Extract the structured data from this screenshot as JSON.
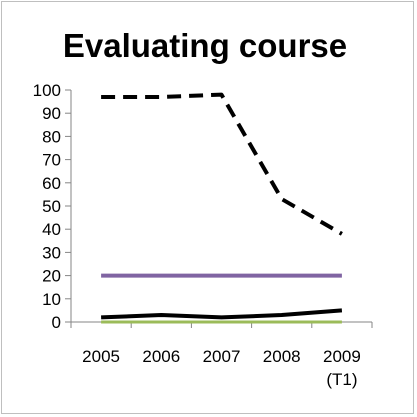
{
  "chart_data": {
    "type": "line",
    "title": "Evaluating course",
    "xlabel": "",
    "ylabel": "",
    "categories": [
      {
        "line1": "2005",
        "line2": ""
      },
      {
        "line1": "2006",
        "line2": ""
      },
      {
        "line1": "2007",
        "line2": ""
      },
      {
        "line1": "2008",
        "line2": ""
      },
      {
        "line1": "2009",
        "line2": "(T1)"
      }
    ],
    "yticks": [
      "0",
      "10",
      "20",
      "30",
      "40",
      "50",
      "60",
      "70",
      "80",
      "90",
      "100"
    ],
    "ylim": [
      0,
      100
    ],
    "grid": false,
    "legend": "none",
    "series": [
      {
        "values": [
          97,
          97,
          98,
          53,
          38
        ],
        "color": "#000000",
        "style": "dashed"
      },
      {
        "values": [
          20,
          20,
          20,
          20,
          20
        ],
        "color": "#8064a2",
        "style": "solid"
      },
      {
        "values": [
          2,
          3,
          2,
          3,
          5
        ],
        "color": "#000000",
        "style": "solid"
      },
      {
        "values": [
          0,
          0,
          0,
          0,
          0
        ],
        "color": "#9bbb59",
        "style": "solid"
      }
    ]
  }
}
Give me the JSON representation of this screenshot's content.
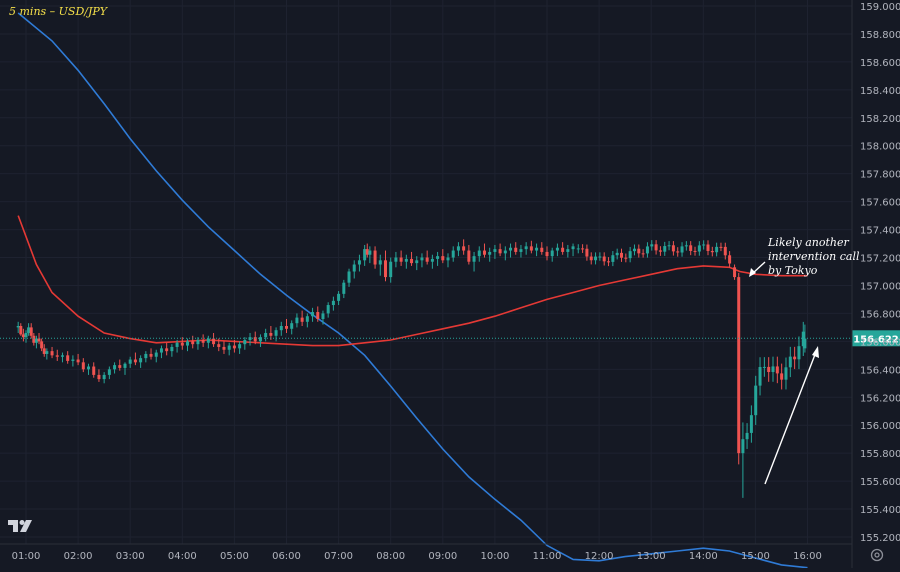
{
  "chart_data": {
    "type": "candlestick",
    "title": "5 mins – USD/JPY",
    "y_axis": {
      "ticks": [
        "159.000",
        "158.800",
        "158.600",
        "158.400",
        "158.200",
        "158.000",
        "157.800",
        "157.600",
        "157.400",
        "157.200",
        "157.000",
        "156.800",
        "156.600",
        "156.400",
        "156.200",
        "156.000",
        "155.800",
        "155.600",
        "155.400",
        "155.200"
      ],
      "min": 155.15,
      "max": 159.05
    },
    "x_axis": {
      "ticks": [
        "01:00",
        "02:00",
        "03:00",
        "04:00",
        "05:00",
        "06:00",
        "07:00",
        "08:00",
        "09:00",
        "10:00",
        "11:00",
        "12:00",
        "13:00",
        "14:00",
        "15:00",
        "16:00"
      ]
    },
    "last_price": "156.622",
    "series": [
      {
        "color": "#2f7bd6",
        "type": "line",
        "points": [
          [
            0.85,
            158.95
          ],
          [
            1.5,
            158.75
          ],
          [
            2,
            158.54
          ],
          [
            2.5,
            158.3
          ],
          [
            3,
            158.05
          ],
          [
            3.5,
            157.82
          ],
          [
            4,
            157.61
          ],
          [
            4.5,
            157.42
          ],
          [
            5,
            157.25
          ],
          [
            5.5,
            157.08
          ],
          [
            6,
            156.93
          ],
          [
            6.5,
            156.79
          ],
          [
            7,
            156.66
          ],
          [
            7.5,
            156.5
          ],
          [
            8,
            156.28
          ],
          [
            8.5,
            156.05
          ],
          [
            9,
            155.83
          ],
          [
            9.5,
            155.63
          ],
          [
            10,
            155.47
          ],
          [
            10.5,
            155.32
          ],
          [
            11,
            155.14
          ],
          [
            11.5,
            155.04
          ],
          [
            12,
            155.03
          ],
          [
            12.5,
            155.06
          ],
          [
            13,
            155.08
          ],
          [
            13.5,
            155.1
          ],
          [
            14,
            155.12
          ],
          [
            14.5,
            155.1
          ],
          [
            15,
            155.05
          ],
          [
            15.5,
            155.0
          ],
          [
            16,
            154.98
          ]
        ]
      },
      {
        "color": "#e53935",
        "type": "line",
        "points": [
          [
            0.85,
            157.5
          ],
          [
            1.2,
            157.15
          ],
          [
            1.5,
            156.95
          ],
          [
            2,
            156.78
          ],
          [
            2.5,
            156.66
          ],
          [
            3,
            156.62
          ],
          [
            3.5,
            156.59
          ],
          [
            4,
            156.6
          ],
          [
            4.5,
            156.61
          ],
          [
            5,
            156.6
          ],
          [
            5.5,
            156.59
          ],
          [
            6,
            156.58
          ],
          [
            6.5,
            156.57
          ],
          [
            7,
            156.57
          ],
          [
            7.5,
            156.59
          ],
          [
            8,
            156.61
          ],
          [
            8.5,
            156.65
          ],
          [
            9,
            156.69
          ],
          [
            9.5,
            156.73
          ],
          [
            10,
            156.78
          ],
          [
            10.5,
            156.84
          ],
          [
            11,
            156.9
          ],
          [
            11.5,
            156.95
          ],
          [
            12,
            157.0
          ],
          [
            12.5,
            157.04
          ],
          [
            13,
            157.08
          ],
          [
            13.5,
            157.12
          ],
          [
            14,
            157.14
          ],
          [
            14.5,
            157.13
          ],
          [
            14.7,
            157.1
          ],
          [
            15,
            157.08
          ],
          [
            15.5,
            157.07
          ],
          [
            16,
            157.07
          ]
        ]
      }
    ],
    "candles": [
      [
        0.85,
        156.7,
        156.74,
        156.66,
        156.71
      ],
      [
        0.9,
        156.71,
        156.73,
        156.64,
        156.65
      ],
      [
        0.95,
        156.65,
        156.69,
        156.6,
        156.63
      ],
      [
        1.0,
        156.63,
        156.68,
        156.59,
        156.66
      ],
      [
        1.05,
        156.66,
        156.73,
        156.64,
        156.7
      ],
      [
        1.1,
        156.7,
        156.73,
        156.62,
        156.64
      ],
      [
        1.15,
        156.64,
        156.66,
        156.57,
        156.59
      ],
      [
        1.2,
        156.59,
        156.64,
        156.55,
        156.62
      ],
      [
        1.25,
        156.62,
        156.66,
        156.58,
        156.6
      ],
      [
        1.3,
        156.6,
        156.62,
        156.53,
        156.55
      ],
      [
        1.35,
        156.55,
        156.58,
        156.49,
        156.51
      ],
      [
        1.4,
        156.51,
        156.55,
        156.47,
        156.53
      ],
      [
        1.5,
        156.53,
        156.56,
        156.48,
        156.5
      ],
      [
        1.6,
        156.5,
        156.54,
        156.46,
        156.49
      ],
      [
        1.7,
        156.49,
        156.52,
        156.45,
        156.5
      ],
      [
        1.8,
        156.5,
        156.53,
        156.44,
        156.46
      ],
      [
        1.9,
        156.46,
        156.5,
        156.42,
        156.47
      ],
      [
        2.0,
        156.47,
        156.51,
        156.43,
        156.45
      ],
      [
        2.1,
        156.45,
        156.48,
        156.38,
        156.4
      ],
      [
        2.2,
        156.4,
        156.44,
        156.36,
        156.42
      ],
      [
        2.3,
        156.42,
        156.45,
        156.34,
        156.36
      ],
      [
        2.4,
        156.36,
        156.4,
        156.31,
        156.33
      ],
      [
        2.5,
        156.33,
        156.38,
        156.3,
        156.36
      ],
      [
        2.6,
        156.36,
        156.42,
        156.33,
        156.4
      ],
      [
        2.7,
        156.4,
        156.45,
        156.37,
        156.43
      ],
      [
        2.8,
        156.43,
        156.47,
        156.39,
        156.41
      ],
      [
        2.9,
        156.41,
        156.45,
        156.36,
        156.44
      ],
      [
        3.0,
        156.44,
        156.49,
        156.41,
        156.47
      ],
      [
        3.1,
        156.47,
        156.52,
        156.43,
        156.45
      ],
      [
        3.2,
        156.45,
        156.5,
        156.41,
        156.48
      ],
      [
        3.3,
        156.48,
        156.53,
        156.45,
        156.51
      ],
      [
        3.4,
        156.51,
        156.55,
        156.47,
        156.49
      ],
      [
        3.5,
        156.49,
        156.54,
        156.45,
        156.52
      ],
      [
        3.6,
        156.52,
        156.57,
        156.48,
        156.55
      ],
      [
        3.7,
        156.55,
        156.59,
        156.5,
        156.53
      ],
      [
        3.8,
        156.53,
        156.58,
        156.49,
        156.56
      ],
      [
        3.9,
        156.56,
        156.61,
        156.52,
        156.59
      ],
      [
        4.0,
        156.59,
        156.63,
        156.54,
        156.57
      ],
      [
        4.1,
        156.57,
        156.62,
        156.53,
        156.6
      ],
      [
        4.2,
        156.6,
        156.64,
        156.55,
        156.58
      ],
      [
        4.3,
        156.58,
        156.63,
        156.54,
        156.61
      ],
      [
        4.4,
        156.61,
        156.65,
        156.56,
        156.59
      ],
      [
        4.5,
        156.59,
        156.64,
        156.55,
        156.62
      ],
      [
        4.6,
        156.62,
        156.66,
        156.56,
        156.58
      ],
      [
        4.7,
        156.58,
        156.62,
        156.53,
        156.56
      ],
      [
        4.8,
        156.56,
        156.6,
        156.51,
        156.54
      ],
      [
        4.9,
        156.54,
        156.59,
        156.5,
        156.57
      ],
      [
        5.0,
        156.57,
        156.61,
        156.52,
        156.55
      ],
      [
        5.1,
        156.55,
        156.6,
        156.51,
        156.58
      ],
      [
        5.2,
        156.58,
        156.63,
        156.54,
        156.61
      ],
      [
        5.3,
        156.61,
        156.66,
        156.57,
        156.63
      ],
      [
        5.4,
        156.63,
        156.67,
        156.58,
        156.6
      ],
      [
        5.5,
        156.6,
        156.65,
        156.56,
        156.63
      ],
      [
        5.6,
        156.63,
        156.69,
        156.6,
        156.66
      ],
      [
        5.7,
        156.66,
        156.71,
        156.61,
        156.64
      ],
      [
        5.8,
        156.64,
        156.7,
        156.6,
        156.68
      ],
      [
        5.9,
        156.68,
        156.74,
        156.64,
        156.71
      ],
      [
        6.0,
        156.71,
        156.76,
        156.66,
        156.69
      ],
      [
        6.1,
        156.69,
        156.75,
        156.65,
        156.73
      ],
      [
        6.2,
        156.73,
        156.8,
        156.7,
        156.77
      ],
      [
        6.3,
        156.77,
        156.82,
        156.71,
        156.74
      ],
      [
        6.4,
        156.74,
        156.8,
        156.7,
        156.78
      ],
      [
        6.5,
        156.78,
        156.84,
        156.74,
        156.81
      ],
      [
        6.6,
        156.81,
        156.85,
        156.74,
        156.76
      ],
      [
        6.7,
        156.76,
        156.82,
        156.72,
        156.8
      ],
      [
        6.8,
        156.8,
        156.88,
        156.77,
        156.86
      ],
      [
        6.9,
        156.86,
        156.92,
        156.82,
        156.89
      ],
      [
        7.0,
        156.89,
        156.96,
        156.86,
        156.94
      ],
      [
        7.1,
        156.94,
        157.04,
        156.91,
        157.02
      ],
      [
        7.2,
        157.02,
        157.12,
        156.99,
        157.1
      ],
      [
        7.3,
        157.1,
        157.18,
        157.05,
        157.15
      ],
      [
        7.4,
        157.15,
        157.22,
        157.1,
        157.18
      ],
      [
        7.5,
        157.18,
        157.29,
        157.14,
        157.26
      ],
      [
        7.55,
        157.26,
        157.3,
        157.2,
        157.22
      ],
      [
        7.6,
        157.22,
        157.28,
        157.16,
        157.25
      ],
      [
        7.7,
        157.25,
        157.28,
        157.12,
        157.15
      ],
      [
        7.8,
        157.15,
        157.22,
        157.07,
        157.18
      ],
      [
        7.9,
        157.18,
        157.25,
        157.03,
        157.06
      ],
      [
        8.0,
        157.06,
        157.2,
        157.02,
        157.17
      ],
      [
        8.1,
        157.17,
        157.24,
        157.13,
        157.2
      ],
      [
        8.2,
        157.2,
        157.25,
        157.14,
        157.17
      ],
      [
        8.3,
        157.17,
        157.22,
        157.12,
        157.19
      ],
      [
        8.4,
        157.19,
        157.24,
        157.14,
        157.16
      ],
      [
        8.5,
        157.16,
        157.21,
        157.11,
        157.18
      ],
      [
        8.6,
        157.18,
        157.23,
        157.13,
        157.2
      ],
      [
        8.7,
        157.2,
        157.25,
        157.15,
        157.17
      ],
      [
        8.8,
        157.17,
        157.22,
        157.12,
        157.19
      ],
      [
        8.9,
        157.19,
        157.24,
        157.14,
        157.21
      ],
      [
        9.0,
        157.21,
        157.26,
        157.16,
        157.18
      ],
      [
        9.1,
        157.18,
        157.23,
        157.13,
        157.2
      ],
      [
        9.2,
        157.2,
        157.28,
        157.17,
        157.25
      ],
      [
        9.3,
        157.25,
        157.31,
        157.21,
        157.28
      ],
      [
        9.4,
        157.28,
        157.33,
        157.22,
        157.25
      ],
      [
        9.5,
        157.25,
        157.29,
        157.15,
        157.17
      ],
      [
        9.6,
        157.17,
        157.24,
        157.1,
        157.21
      ],
      [
        9.7,
        157.21,
        157.28,
        157.17,
        157.25
      ],
      [
        9.8,
        157.25,
        157.3,
        157.2,
        157.22
      ],
      [
        9.9,
        157.22,
        157.27,
        157.17,
        157.24
      ],
      [
        10.0,
        157.24,
        157.29,
        157.19,
        157.26
      ],
      [
        10.1,
        157.26,
        157.3,
        157.21,
        157.23
      ],
      [
        10.2,
        157.23,
        157.28,
        157.18,
        157.25
      ],
      [
        10.3,
        157.25,
        157.3,
        157.2,
        157.27
      ],
      [
        10.4,
        157.27,
        157.31,
        157.22,
        157.24
      ],
      [
        10.5,
        157.24,
        157.29,
        157.2,
        157.26
      ],
      [
        10.6,
        157.26,
        157.31,
        157.22,
        157.28
      ],
      [
        10.7,
        157.28,
        157.32,
        157.23,
        157.25
      ],
      [
        10.8,
        157.25,
        157.3,
        157.21,
        157.27
      ],
      [
        10.9,
        157.27,
        157.31,
        157.22,
        157.24
      ],
      [
        11.0,
        157.24,
        157.28,
        157.18,
        157.21
      ],
      [
        11.1,
        157.21,
        157.27,
        157.17,
        157.25
      ],
      [
        11.2,
        157.25,
        157.3,
        157.21,
        157.27
      ],
      [
        11.3,
        157.27,
        157.31,
        157.22,
        157.24
      ],
      [
        11.4,
        157.24,
        157.29,
        157.2,
        157.26
      ],
      [
        11.5,
        157.26,
        157.3,
        157.21,
        157.28
      ]
    ],
    "annotation": [
      "Likely another",
      "intervention call",
      "by Tokyo"
    ]
  }
}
___
Task directions –
List all lines in the material containing the string "JSON".

Answer for the task –
Extract the structured data from this screenshot as JSON.
Give me the JSON representation of this screenshot's content.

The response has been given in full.